TAREAS A REALIZAR |
**A)** En el artículo sobre la canonización de 'un tal González', ¿qué significa «independencia» según Pierre Rosanvallon?
**B)** Prosigue el artículo sobre la canonización de 'un tal González' a partir de la última oración de su texto.

ARTÍCULO |
────

Luz de cruce

La canonización de 'un tal González' (I)

El expresidente del gobierno Felipe González a su llegada al acto público organizado por el PSOE para conmemorar el 40 aniversario de la victoria en las elecciones
La canonización de 'un tal González' (I). 
Francisco J Olmo / CONTACTO vía Europa Press

Pierre Rosanvallon (“La legitimidad democrática”, Paidós, 2010) traza con nitidez la frontera que separa los conceptos de “independencia” y “objetividad”. “Independencia” significa autonomía “funcional” frente al sujeto observado y descrito. La “independencia” es condición necesaria pero insuficiente para lograr la “objetividad”. Esta –como término opuesto a la “parcialidad” consciente, interesada y subjetiva- rechaza incluso la existencia –algo que en principio se estima imposible- de “prejuicios” que obedezcan a la situación o a la historia pequeña del observador. Si los “prejuicios” son conscientes y voluntarios ni siquiera es factible una aproximación –por mínima que sea- a la verdad.

La “objetividad” demanda una ética sobrehumana por parte de quien juzga a sus semejantes que puede exigir incluso “una obligación de ingratitud” hacia las instituciones o las personas que han edificado a su costa la torre de observación (y de reflexión) desde la que se juzga mediante la palabra oral o escrita. La “objetividad” es la posdata casi imposible de un esfuerzo interpretativo recto que intenta una aproximación a la clave que da sentido a los hechos, pero que no garantiza, sin embargo, la verdad de los resultados de la observación. Estos no son producto de una razón absoluta. No obstante, el “ánimo de objetividad” es una manifestación ética que responde a una razón funcional sin la que el observador no puede ser honesto ni consigo mismo ni con su público.

────

DATOS PROPORCIONADOS |

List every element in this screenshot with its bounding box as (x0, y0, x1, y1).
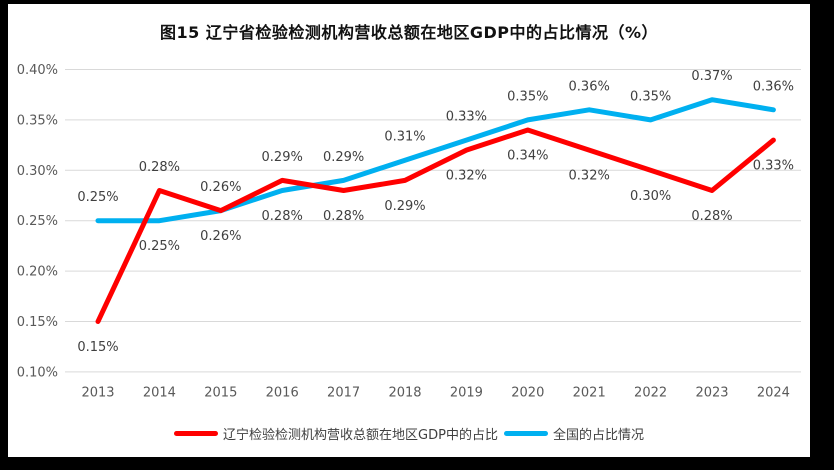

────

TAREAS RESUELTAS |
**A)** Autonomía «funcional» frente al sujeto observado y descrito.

**B)**
Rosanvallon es un sociólogo centrado en el estudio de la democracia contemporánea, el modelo político de su país (Francia) y la justicia social. Sin embargo, sus categorías epistemológicas trascienden el espacio que ocupan sus intereses profesionales y pueden trasladarse sin demasiada dificultad a predios ajenos a la política, como la cultura o el arte.

Voy a detenerme en el binomio que forman la Historia y la crónica del “tiempo presente”. El buen desempeño de ambos oficios exige que los autores sean independientes y traten de ser objetivos. Respecto a la independencia, la Historia requiere que el historiador, como el antiguo “rex legibus solutus”, no se encuentre atado a los designios de quienes desean imponer, para satisfacción de sus propios intereses, un relato hecho a medida de su conveniencia. Pero, en este caso, a la independencia no le cuesta un penique cumplir un segundo requisito de orden temporal: el historiador nunca es rehén del tiempo porque su tarea profesional le obliga a sumergirse en la profundidad de los archivos, legajos y demás fuentes “arqueológicas”. Entre el historiador y su objeto de estudio debe mediar el tiempo suficiente para que el primero, en beneficio de la sociedad, imponga “su” distancia respecto al asunto merecedor de su esfuerzo. Veremos enseguida y como contrapunto a la labor de los historiadores, que la independencia de los autores de crónicas resulta condicionada por el tiempo. Y, además, requiere que su labor no esté mediatizada por un salario abonado por el protagonista de su relato. Un término –el de “salario”- que comprende más que su significado tradicional. También están a sueldo –sin la necesidad de una contraprestación económica de carácter inmediato- las personas que buscan la influencia, el reconocimiento o, simplemente, la correspondencia afectiva de “su amo”.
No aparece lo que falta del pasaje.